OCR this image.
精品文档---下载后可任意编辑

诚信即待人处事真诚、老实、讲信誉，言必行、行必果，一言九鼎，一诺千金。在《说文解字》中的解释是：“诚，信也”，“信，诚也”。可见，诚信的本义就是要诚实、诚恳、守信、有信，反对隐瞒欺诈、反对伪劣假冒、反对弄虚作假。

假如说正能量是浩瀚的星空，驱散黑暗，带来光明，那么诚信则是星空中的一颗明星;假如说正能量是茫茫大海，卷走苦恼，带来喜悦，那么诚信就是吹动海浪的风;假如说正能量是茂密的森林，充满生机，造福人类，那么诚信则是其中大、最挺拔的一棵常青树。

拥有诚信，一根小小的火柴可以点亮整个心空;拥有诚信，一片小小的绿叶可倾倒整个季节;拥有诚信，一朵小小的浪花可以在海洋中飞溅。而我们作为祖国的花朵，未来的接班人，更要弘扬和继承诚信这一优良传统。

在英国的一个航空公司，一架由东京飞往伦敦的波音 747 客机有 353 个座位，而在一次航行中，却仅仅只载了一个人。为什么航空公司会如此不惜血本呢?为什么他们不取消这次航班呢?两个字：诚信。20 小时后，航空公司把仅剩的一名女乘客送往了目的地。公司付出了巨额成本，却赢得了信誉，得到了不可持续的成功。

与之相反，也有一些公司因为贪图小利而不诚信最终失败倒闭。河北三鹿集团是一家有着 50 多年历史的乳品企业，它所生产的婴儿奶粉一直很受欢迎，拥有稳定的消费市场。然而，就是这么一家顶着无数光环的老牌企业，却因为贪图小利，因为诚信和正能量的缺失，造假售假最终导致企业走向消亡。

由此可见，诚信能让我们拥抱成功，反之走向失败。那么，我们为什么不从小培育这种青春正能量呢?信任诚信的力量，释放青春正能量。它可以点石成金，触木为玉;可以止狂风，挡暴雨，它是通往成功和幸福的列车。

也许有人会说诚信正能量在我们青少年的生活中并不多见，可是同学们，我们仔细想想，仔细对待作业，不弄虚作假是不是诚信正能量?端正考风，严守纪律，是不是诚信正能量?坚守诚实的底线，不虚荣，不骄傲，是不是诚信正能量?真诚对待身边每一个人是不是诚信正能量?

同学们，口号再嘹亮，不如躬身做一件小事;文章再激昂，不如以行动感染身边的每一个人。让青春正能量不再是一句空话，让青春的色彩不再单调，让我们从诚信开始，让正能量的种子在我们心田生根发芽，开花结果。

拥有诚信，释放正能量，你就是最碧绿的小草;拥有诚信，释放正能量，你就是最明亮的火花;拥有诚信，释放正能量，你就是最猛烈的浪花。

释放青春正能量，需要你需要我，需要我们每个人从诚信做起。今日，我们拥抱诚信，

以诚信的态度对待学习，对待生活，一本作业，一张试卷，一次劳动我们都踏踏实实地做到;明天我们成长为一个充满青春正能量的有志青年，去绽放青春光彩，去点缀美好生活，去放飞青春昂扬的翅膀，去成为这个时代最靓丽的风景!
+===+
GIVEN INSTRUCTION: Transcribe all the entries, keeping each one exactly as it is.

OUTPUT FOR THIS TASK:
OCR this image.
精品文档---下载后可任意编辑

诚信即待人处事真诚、老实、讲信誉，言必行、行必果，一言九鼎，一诺千金。在《说文解字》中的解释是：“诚，信也”，“信，诚也”。可见，诚信的本义就是要诚实、诚恳、守信、有信，反对隐瞒欺诈、反对伪劣假冒、反对弄虚作假。

假如说正能量是浩瀚的星空，驱散黑暗，带来光明，那么诚信则是星空中的一颗明星;假如说正能量是茫茫大海，卷走苦恼，带来喜悦，那么诚信就是吹动海浪的风;假如说正能量是茂密的森林，充满生机，造福人类，那么诚信则是其中大、最挺拔的一棵常青树。

拥有诚信，一根小小的火柴可以点亮整个心空;拥有诚信，一片小小的绿叶可倾倒整个季节;拥有诚信，一朵小小的浪花可以在海洋中飞溅。而我们作为祖国的花朵，未来的接班人，更要弘扬和继承诚信这一优良传统。

在英国的一个航空公司，一架由东京飞往伦敦的波音 747 客机有 353 个座位，而在一次航行中，却仅仅只载了一个人。为什么航空公司会如此不惜血本呢?为什么他们不取消这次航班呢?两个字：诚信。20 小时后，航空公司把仅剩的一名女乘客送往了目的地。公司付出了巨额成本，却赢得了信誉，得到了不可持续的成功。

与之相反，也有一些公司因为贪图小利而不诚信最终失败倒闭。河北三鹿集团是一家有着 50 多年历史的乳品企业，它所生产的婴儿奶粉一直很受欢迎，拥有稳定的消费市场。然而，就是这么一家顶着无数光环的老牌企业，却因为贪图小利，因为诚信和正能量的缺失，造假售假最终导致企业走向消亡。

由此可见，诚信能让我们拥抱成功，反之走向失败。那么，我们为什么不从小培育这种青春正能量呢?信任诚信的力量，释放青春正能量。它可以点石成金，触木为玉;可以止狂风，挡暴雨，它是通往成功和幸福的列车。

也许有人会说诚信正能量在我们青少年的生活中并不多见，可是同学们，我们仔细想想，仔细对待作业，不弄虚作假是不是诚信正能量?端正考风，严守纪律，是不是诚信正能量?坚守诚实的底线，不虚荣，不骄傲，是不是诚信正能量?真诚对待身边每一个人是不是诚信正能量?

同学们，口号再嘹亮，不如躬身做一件小事;文章再激昂，不如以行动感染身边的每一个人。让青春正能量不再是一句空话，让青春的色彩不再单调，让我们从诚信开始，让正能量的种子在我们心田生根发芽，开花结果。

拥有诚信，释放正能量，你就是最碧绿的小草;拥有诚信，释放正能量，你就是最明亮的火花;拥有诚信，释放正能量，你就是最猛烈的浪花。

释放青春正能量，需要你需要我，需要我们每个人从诚信做起。今日，我们拥抱诚信，

以诚信的态度对待学习，对待生活，一本作业，一张试卷，一次劳动我们都踏踏实实地做到;明天我们成长为一个充满青春正能量的有志青年，去绽放青春光彩，去点缀美好生活，去放飞青春昂扬的翅膀，去成为这个时代最靓丽的风景!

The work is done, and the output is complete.